Skip the pictures and repeat each line of the data exactly.
── DATA SUPPLIED ──
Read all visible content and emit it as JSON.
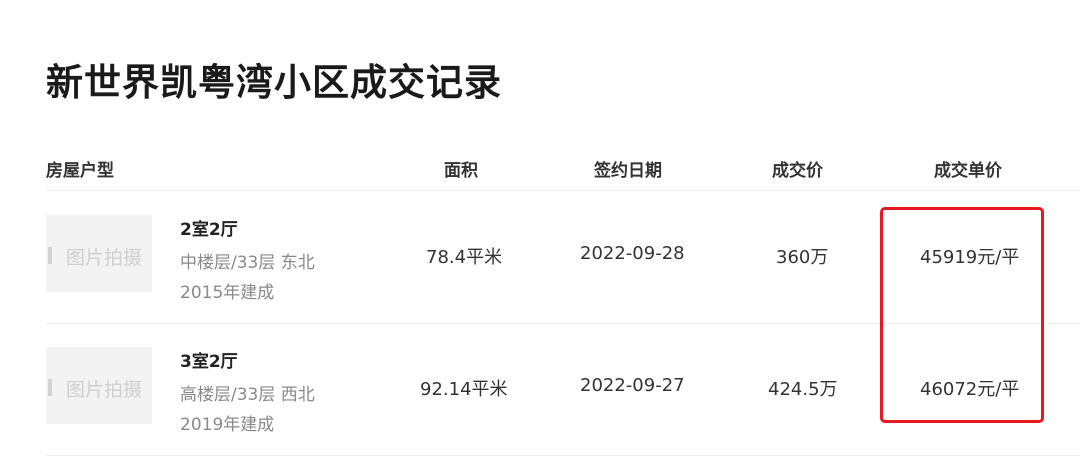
{
  "page": {
    "title": "新世界凯粤湾小区成交记录"
  },
  "table": {
    "headers": {
      "layout": "房屋户型",
      "area": "面积",
      "date": "签约日期",
      "price": "成交价",
      "unit_price": "成交单价"
    },
    "rows": [
      {
        "thumb_text": "图片拍摄",
        "layout": "2室2厅",
        "floor": "中楼层/33层 东北",
        "built": "2015年建成",
        "area": "78.4平米",
        "date": "2022-09-28",
        "price": "360万",
        "unit_price": "45919元/平"
      },
      {
        "thumb_text": "图片拍摄",
        "layout": "3室2厅",
        "floor": "高楼层/33层 西北",
        "built": "2019年建成",
        "area": "92.14平米",
        "date": "2022-09-27",
        "price": "424.5万",
        "unit_price": "46072元/平"
      }
    ]
  },
  "colors": {
    "highlight": "#e6191f",
    "title": "#1a1a1a",
    "secondary_text": "#8a8a8a",
    "thumbnail_bg": "#f3f3f3"
  }
}
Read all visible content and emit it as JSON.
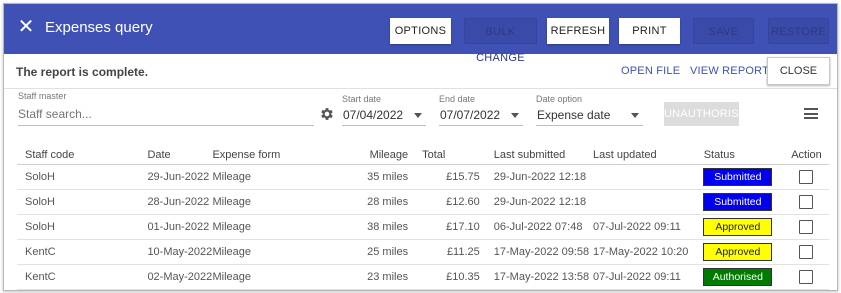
{
  "header": {
    "title": "Expenses query",
    "buttons": {
      "options": "OPTIONS",
      "bulk_change": "BULK CHANGE",
      "refresh": "REFRESH",
      "print": "PRINT",
      "save": "SAVE",
      "restore": "RESTORE"
    }
  },
  "status_bar": {
    "message": "The report is complete.",
    "open_file": "OPEN FILE",
    "view_report": "VIEW REPORT",
    "close": "CLOSE"
  },
  "filters": {
    "staff_master": {
      "label": "Staff master",
      "placeholder": "Staff search..."
    },
    "start_date": {
      "label": "Start date",
      "value": "07/04/2022"
    },
    "end_date": {
      "label": "End date",
      "value": "07/07/2022"
    },
    "date_option": {
      "label": "Date option",
      "value": "Expense date"
    },
    "unauthorise": "UNAUTHORISE"
  },
  "table": {
    "columns": [
      "Staff code",
      "Date",
      "Expense form",
      "Mileage",
      "Total",
      "Last submitted",
      "Last updated",
      "Status",
      "Action"
    ],
    "rows": [
      {
        "staff": "SoloH",
        "date": "29-Jun-2022",
        "form": "Mileage",
        "mileage": "35 miles",
        "total": "£15.75",
        "submitted": "29-Jun-2022 12:18",
        "updated": "",
        "status": "Submitted"
      },
      {
        "staff": "SoloH",
        "date": "28-Jun-2022",
        "form": "Mileage",
        "mileage": "28 miles",
        "total": "£12.60",
        "submitted": "29-Jun-2022 12:18",
        "updated": "",
        "status": "Submitted"
      },
      {
        "staff": "SoloH",
        "date": "01-Jun-2022",
        "form": "Mileage",
        "mileage": "38 miles",
        "total": "£17.10",
        "submitted": "06-Jul-2022 07:48",
        "updated": "07-Jul-2022 09:11",
        "status": "Approved"
      },
      {
        "staff": "KentC",
        "date": "10-May-2022",
        "form": "Mileage",
        "mileage": "25 miles",
        "total": "£11.25",
        "submitted": "17-May-2022 09:58",
        "updated": "17-May-2022 10:20",
        "status": "Approved"
      },
      {
        "staff": "KentC",
        "date": "02-May-2022",
        "form": "Mileage",
        "mileage": "23 miles",
        "total": "£10.35",
        "submitted": "17-May-2022 13:58",
        "updated": "07-Jul-2022 09:11",
        "status": "Authorised"
      }
    ]
  },
  "status_colors": {
    "Submitted": {
      "bg": "#0000ee",
      "fg": "#ffffff"
    },
    "Approved": {
      "bg": "#ffff00",
      "fg": "#222222"
    },
    "Authorised": {
      "bg": "#007a00",
      "fg": "#ffffff"
    }
  },
  "colors": {
    "brand": "#3f51b5"
  },
  "icons": {
    "close": "close-icon",
    "settings": "gear-icon",
    "menu": "hamburger-menu-icon",
    "dropdown": "chevron-down-icon"
  }
}
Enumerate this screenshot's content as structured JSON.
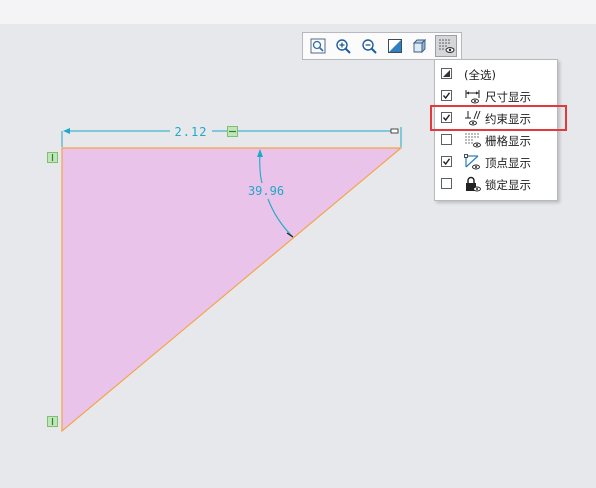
{
  "toolbar": {
    "buttons": [
      {
        "name": "zoom-fit",
        "icon": "zoom-fit-icon"
      },
      {
        "name": "zoom-in",
        "icon": "zoom-in-icon"
      },
      {
        "name": "zoom-out",
        "icon": "zoom-out-icon"
      },
      {
        "name": "display-style",
        "icon": "display-style-icon"
      },
      {
        "name": "view-orientation",
        "icon": "cube-view-icon"
      },
      {
        "name": "sketch-display-filters",
        "icon": "display-filter-icon",
        "active": true
      }
    ]
  },
  "display_filter_menu": {
    "items": [
      {
        "label": "(全选)",
        "checked": "partial",
        "icon": "select-all-icon"
      },
      {
        "label": "尺寸显示",
        "checked": true,
        "icon": "dimension-display-icon"
      },
      {
        "label": "约束显示",
        "checked": true,
        "icon": "constraint-display-icon",
        "highlighted": true
      },
      {
        "label": "栅格显示",
        "checked": false,
        "icon": "grid-display-icon"
      },
      {
        "label": "顶点显示",
        "checked": true,
        "icon": "vertex-display-icon"
      },
      {
        "label": "锁定显示",
        "checked": false,
        "icon": "lock-display-icon"
      }
    ]
  },
  "sketch": {
    "dimension_length": "2.12",
    "dimension_angle": "39.96",
    "fill_color": "#eac3ea",
    "edge_color": "#f3a44a",
    "dimension_color": "#1fa9c9"
  }
}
───
RESULT FOR THIS TASK:
Read all visible content and emit it as JSON.
{
  "page": {
    "title": "新世界凯粤湾小区成交记录"
  },
  "table": {
    "headers": {
      "layout": "房屋户型",
      "area": "面积",
      "date": "签约日期",
      "price": "成交价",
      "unit_price": "成交单价"
    },
    "rows": [
      {
        "thumb_text": "图片拍摄",
        "layout": "2室2厅",
        "floor": "中楼层/33层 东北",
        "built": "2015年建成",
        "area": "78.4平米",
        "date": "2022-09-28",
        "price": "360万",
        "unit_price": "45919元/平"
      },
      {
        "thumb_text": "图片拍摄",
        "layout": "3室2厅",
        "floor": "高楼层/33层 西北",
        "built": "2019年建成",
        "area": "92.14平米",
        "date": "2022-09-27",
        "price": "424.5万",
        "unit_price": "46072元/平"
      }
    ]
  },
  "colors": {
    "highlight": "#e6191f",
    "title": "#1a1a1a",
    "secondary_text": "#8a8a8a",
    "thumbnail_bg": "#f3f3f3"
  }
}
Read all visible content and emit it as JSON.
{
  "header": {
    "title": "Expenses query",
    "buttons": {
      "options": "OPTIONS",
      "bulk_change": "BULK CHANGE",
      "refresh": "REFRESH",
      "print": "PRINT",
      "save": "SAVE",
      "restore": "RESTORE"
    }
  },
  "status_bar": {
    "message": "The report is complete.",
    "open_file": "OPEN FILE",
    "view_report": "VIEW REPORT",
    "close": "CLOSE"
  },
  "filters": {
    "staff_master": {
      "label": "Staff master",
      "placeholder": "Staff search..."
    },
    "start_date": {
      "label": "Start date",
      "value": "07/04/2022"
    },
    "end_date": {
      "label": "End date",
      "value": "07/07/2022"
    },
    "date_option": {
      "label": "Date option",
      "value": "Expense date"
    },
    "unauthorise": "UNAUTHORISE"
  },
  "table": {
    "columns": [
      "Staff code",
      "Date",
      "Expense form",
      "Mileage",
      "Total",
      "Last submitted",
      "Last updated",
      "Status",
      "Action"
    ],
    "rows": [
      {
        "staff": "SoloH",
        "date": "29-Jun-2022",
        "form": "Mileage",
        "mileage": "35 miles",
        "total": "£15.75",
        "submitted": "29-Jun-2022 12:18",
        "updated": "",
        "status": "Submitted"
      },
      {
        "staff": "SoloH",
        "date": "28-Jun-2022",
        "form": "Mileage",
        "mileage": "28 miles",
        "total": "£12.60",
        "submitted": "29-Jun-2022 12:18",
        "updated": "",
        "status": "Submitted"
      },
      {
        "staff": "SoloH",
        "date": "01-Jun-2022",
        "form": "Mileage",
        "mileage": "38 miles",
        "total": "£17.10",
        "submitted": "06-Jul-2022 07:48",
        "updated": "07-Jul-2022 09:11",
        "status": "Approved"
      },
      {
        "staff": "KentC",
        "date": "10-May-2022",
        "form": "Mileage",
        "mileage": "25 miles",
        "total": "£11.25",
        "submitted": "17-May-2022 09:58",
        "updated": "17-May-2022 10:20",
        "status": "Approved"
      },
      {
        "staff": "KentC",
        "date": "02-May-2022",
        "form": "Mileage",
        "mileage": "23 miles",
        "total": "£10.35",
        "submitted": "17-May-2022 13:58",
        "updated": "07-Jul-2022 09:11",
        "status": "Authorised"
      }
    ]
  },
  "status_colors": {
    "Submitted": {
      "bg": "#0000ee",
      "fg": "#ffffff"
    },
    "Approved": {
      "bg": "#ffff00",
      "fg": "#222222"
    },
    "Authorised": {
      "bg": "#007a00",
      "fg": "#ffffff"
    }
  },
  "colors": {
    "brand": "#3f51b5"
  },
  "icons": {
    "close": "close-icon",
    "settings": "gear-icon",
    "menu": "hamburger-menu-icon",
    "dropdown": "chevron-down-icon"
  }
}
Enumerate this screenshot's content as structured JSON.
{
  "toolbar": {
    "buttons": [
      {
        "name": "zoom-fit",
        "icon": "zoom-fit-icon"
      },
      {
        "name": "zoom-in",
        "icon": "zoom-in-icon"
      },
      {
        "name": "zoom-out",
        "icon": "zoom-out-icon"
      },
      {
        "name": "display-style",
        "icon": "display-style-icon"
      },
      {
        "name": "view-orientation",
        "icon": "cube-view-icon"
      },
      {
        "name": "sketch-display-filters",
        "icon": "display-filter-icon",
        "active": true
      }
    ]
  },
  "display_filter_menu": {
    "items": [
      {
        "label": "(全选)",
        "checked": "partial",
        "icon": "select-all-icon"
      },
      {
        "label": "尺寸显示",
        "checked": true,
        "icon": "dimension-display-icon"
      },
      {
        "label": "约束显示",
        "checked": true,
        "icon": "constraint-display-icon",
        "highlighted": true
      },
      {
        "label": "栅格显示",
        "checked": false,
        "icon": "grid-display-icon"
      },
      {
        "label": "顶点显示",
        "checked": true,
        "icon": "vertex-display-icon"
      },
      {
        "label": "锁定显示",
        "checked": false,
        "icon": "lock-display-icon"
      }
    ]
  },
  "sketch": {
    "dimension_length": "2.12",
    "dimension_angle": "39.96",
    "fill_color": "#eac3ea",
    "edge_color": "#f3a44a",
    "dimension_color": "#1fa9c9"
  }
}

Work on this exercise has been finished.